• _Your instructions_: Tally every line featuring "Escribe", then give that tally alone.

• _Task material_:
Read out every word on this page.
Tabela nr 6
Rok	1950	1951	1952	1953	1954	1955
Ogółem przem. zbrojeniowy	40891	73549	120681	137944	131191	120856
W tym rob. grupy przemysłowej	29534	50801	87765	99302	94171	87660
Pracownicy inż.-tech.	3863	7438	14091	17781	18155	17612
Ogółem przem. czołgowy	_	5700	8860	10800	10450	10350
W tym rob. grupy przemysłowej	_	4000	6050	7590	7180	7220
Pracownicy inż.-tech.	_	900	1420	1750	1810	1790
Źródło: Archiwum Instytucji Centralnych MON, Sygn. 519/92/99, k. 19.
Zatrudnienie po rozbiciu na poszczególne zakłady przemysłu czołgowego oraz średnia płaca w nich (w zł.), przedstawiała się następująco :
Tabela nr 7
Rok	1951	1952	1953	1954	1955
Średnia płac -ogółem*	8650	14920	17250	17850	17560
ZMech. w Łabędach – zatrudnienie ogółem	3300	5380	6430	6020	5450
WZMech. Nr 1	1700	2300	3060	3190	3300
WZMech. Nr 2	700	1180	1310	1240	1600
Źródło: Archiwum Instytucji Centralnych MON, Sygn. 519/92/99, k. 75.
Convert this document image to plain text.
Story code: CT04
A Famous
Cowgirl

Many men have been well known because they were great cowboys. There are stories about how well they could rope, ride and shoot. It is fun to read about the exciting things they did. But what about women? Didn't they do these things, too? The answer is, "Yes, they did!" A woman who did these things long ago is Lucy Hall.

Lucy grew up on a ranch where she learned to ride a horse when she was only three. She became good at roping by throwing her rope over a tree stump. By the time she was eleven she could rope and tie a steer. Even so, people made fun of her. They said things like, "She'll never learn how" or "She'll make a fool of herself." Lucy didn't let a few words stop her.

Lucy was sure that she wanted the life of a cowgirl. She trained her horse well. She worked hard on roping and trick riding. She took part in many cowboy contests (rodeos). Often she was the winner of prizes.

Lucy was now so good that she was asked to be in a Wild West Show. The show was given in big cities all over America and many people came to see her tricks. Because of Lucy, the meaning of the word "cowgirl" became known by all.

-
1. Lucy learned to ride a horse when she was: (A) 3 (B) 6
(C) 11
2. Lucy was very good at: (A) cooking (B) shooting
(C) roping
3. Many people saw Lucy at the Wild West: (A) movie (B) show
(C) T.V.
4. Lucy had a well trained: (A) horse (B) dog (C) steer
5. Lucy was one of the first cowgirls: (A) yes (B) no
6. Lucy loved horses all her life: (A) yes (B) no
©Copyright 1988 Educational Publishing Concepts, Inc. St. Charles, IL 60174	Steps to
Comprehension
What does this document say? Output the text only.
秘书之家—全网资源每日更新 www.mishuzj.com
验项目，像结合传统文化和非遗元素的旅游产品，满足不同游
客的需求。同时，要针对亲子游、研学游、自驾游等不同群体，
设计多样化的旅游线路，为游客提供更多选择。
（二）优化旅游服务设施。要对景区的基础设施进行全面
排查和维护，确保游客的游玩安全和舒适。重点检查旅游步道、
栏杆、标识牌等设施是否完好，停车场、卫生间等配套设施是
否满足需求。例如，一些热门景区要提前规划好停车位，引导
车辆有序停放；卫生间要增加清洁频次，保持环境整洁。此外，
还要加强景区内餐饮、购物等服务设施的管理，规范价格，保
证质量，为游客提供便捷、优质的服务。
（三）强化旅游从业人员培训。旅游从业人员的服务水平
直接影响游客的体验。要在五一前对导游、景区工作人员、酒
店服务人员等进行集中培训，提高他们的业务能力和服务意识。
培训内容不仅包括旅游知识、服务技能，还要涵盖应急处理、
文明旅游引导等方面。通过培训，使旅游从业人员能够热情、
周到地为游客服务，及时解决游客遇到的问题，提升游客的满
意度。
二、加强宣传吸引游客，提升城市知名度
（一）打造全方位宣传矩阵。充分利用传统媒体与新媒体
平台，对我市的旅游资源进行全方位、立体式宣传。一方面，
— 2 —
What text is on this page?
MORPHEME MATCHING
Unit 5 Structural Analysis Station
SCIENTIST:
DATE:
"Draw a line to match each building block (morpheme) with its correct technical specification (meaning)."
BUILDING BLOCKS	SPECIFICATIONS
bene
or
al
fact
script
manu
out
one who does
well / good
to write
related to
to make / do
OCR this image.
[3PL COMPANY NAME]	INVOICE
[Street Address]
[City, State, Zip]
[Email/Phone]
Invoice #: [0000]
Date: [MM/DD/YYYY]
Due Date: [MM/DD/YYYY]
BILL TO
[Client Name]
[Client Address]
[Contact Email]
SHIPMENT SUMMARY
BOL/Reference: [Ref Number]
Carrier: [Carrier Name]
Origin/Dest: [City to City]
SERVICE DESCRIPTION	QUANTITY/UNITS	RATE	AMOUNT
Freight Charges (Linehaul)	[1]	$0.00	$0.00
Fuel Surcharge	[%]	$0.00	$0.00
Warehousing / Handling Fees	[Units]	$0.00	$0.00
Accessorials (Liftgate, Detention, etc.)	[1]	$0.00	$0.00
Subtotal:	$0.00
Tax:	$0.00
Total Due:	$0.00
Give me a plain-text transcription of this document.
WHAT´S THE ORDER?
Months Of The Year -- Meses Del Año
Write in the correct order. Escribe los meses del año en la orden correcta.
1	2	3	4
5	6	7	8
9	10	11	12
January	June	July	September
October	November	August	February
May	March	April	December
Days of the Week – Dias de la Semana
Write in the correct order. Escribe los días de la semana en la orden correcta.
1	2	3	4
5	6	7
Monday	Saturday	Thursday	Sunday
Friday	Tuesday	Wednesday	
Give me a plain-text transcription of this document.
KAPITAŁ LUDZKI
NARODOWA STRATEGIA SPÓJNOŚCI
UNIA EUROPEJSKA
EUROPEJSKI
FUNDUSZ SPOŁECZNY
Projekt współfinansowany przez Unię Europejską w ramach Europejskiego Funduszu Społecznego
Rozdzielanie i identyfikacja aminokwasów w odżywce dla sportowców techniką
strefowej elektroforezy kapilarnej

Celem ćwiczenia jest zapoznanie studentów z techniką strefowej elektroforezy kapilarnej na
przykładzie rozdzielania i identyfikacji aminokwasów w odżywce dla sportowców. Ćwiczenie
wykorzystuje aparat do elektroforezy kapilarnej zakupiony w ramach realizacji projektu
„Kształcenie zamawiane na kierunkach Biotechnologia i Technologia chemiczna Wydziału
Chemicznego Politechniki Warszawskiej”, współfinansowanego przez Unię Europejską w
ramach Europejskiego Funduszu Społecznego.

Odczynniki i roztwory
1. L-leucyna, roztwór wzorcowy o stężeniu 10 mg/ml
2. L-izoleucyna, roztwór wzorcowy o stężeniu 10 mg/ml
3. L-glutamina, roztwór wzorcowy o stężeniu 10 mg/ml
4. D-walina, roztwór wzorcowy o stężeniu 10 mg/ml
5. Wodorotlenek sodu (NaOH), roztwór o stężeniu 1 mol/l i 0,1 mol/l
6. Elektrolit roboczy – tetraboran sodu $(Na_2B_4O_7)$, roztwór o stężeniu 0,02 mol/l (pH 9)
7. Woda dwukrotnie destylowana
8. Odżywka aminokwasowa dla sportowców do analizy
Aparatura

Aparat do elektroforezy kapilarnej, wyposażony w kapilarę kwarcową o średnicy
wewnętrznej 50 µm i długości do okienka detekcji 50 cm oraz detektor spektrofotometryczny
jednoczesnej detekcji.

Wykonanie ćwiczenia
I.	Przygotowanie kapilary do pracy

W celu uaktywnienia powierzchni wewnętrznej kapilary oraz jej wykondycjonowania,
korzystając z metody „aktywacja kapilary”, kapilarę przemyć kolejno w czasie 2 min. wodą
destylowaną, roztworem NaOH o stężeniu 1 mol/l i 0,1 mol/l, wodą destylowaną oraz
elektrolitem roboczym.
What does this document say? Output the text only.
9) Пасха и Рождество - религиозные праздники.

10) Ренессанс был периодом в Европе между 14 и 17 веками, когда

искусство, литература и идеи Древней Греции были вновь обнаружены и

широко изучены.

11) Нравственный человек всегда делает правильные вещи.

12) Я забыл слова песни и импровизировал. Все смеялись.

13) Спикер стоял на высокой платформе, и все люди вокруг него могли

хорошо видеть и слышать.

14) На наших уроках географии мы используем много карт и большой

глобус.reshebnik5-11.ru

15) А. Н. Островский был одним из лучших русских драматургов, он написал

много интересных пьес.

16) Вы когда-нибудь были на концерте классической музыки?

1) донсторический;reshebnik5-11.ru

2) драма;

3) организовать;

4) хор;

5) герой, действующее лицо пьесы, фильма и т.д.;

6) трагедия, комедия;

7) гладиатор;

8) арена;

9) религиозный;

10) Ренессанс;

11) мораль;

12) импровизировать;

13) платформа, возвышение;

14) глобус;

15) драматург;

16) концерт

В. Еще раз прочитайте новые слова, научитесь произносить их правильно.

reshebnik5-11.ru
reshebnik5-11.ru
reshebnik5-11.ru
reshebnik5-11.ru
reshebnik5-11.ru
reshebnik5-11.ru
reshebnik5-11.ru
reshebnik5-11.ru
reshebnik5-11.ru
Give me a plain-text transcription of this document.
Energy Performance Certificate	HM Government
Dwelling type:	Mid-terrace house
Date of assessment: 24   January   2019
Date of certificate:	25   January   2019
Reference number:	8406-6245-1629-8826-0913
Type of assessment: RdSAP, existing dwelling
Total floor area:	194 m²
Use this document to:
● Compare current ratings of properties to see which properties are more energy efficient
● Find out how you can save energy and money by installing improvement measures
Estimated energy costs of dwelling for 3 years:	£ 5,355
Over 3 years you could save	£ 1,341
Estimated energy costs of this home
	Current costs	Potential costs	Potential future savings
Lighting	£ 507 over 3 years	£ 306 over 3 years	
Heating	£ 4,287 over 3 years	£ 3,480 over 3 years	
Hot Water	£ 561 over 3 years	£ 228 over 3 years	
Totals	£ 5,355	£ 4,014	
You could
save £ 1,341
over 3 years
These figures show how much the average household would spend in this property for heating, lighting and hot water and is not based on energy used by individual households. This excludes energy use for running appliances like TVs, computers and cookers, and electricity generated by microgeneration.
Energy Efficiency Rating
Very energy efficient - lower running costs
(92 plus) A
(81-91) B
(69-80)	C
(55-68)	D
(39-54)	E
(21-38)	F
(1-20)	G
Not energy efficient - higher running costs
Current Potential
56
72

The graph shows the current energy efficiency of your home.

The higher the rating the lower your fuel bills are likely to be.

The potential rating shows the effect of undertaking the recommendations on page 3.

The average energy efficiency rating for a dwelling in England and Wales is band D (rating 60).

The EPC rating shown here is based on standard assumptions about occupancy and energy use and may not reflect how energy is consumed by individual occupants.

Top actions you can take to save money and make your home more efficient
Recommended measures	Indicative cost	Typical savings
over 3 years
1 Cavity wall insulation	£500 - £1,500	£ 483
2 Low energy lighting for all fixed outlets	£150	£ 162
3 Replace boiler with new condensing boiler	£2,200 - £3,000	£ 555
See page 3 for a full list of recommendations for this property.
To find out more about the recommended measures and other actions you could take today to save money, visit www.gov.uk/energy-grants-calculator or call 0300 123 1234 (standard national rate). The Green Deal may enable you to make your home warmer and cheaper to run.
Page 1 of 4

• _Reply_: 2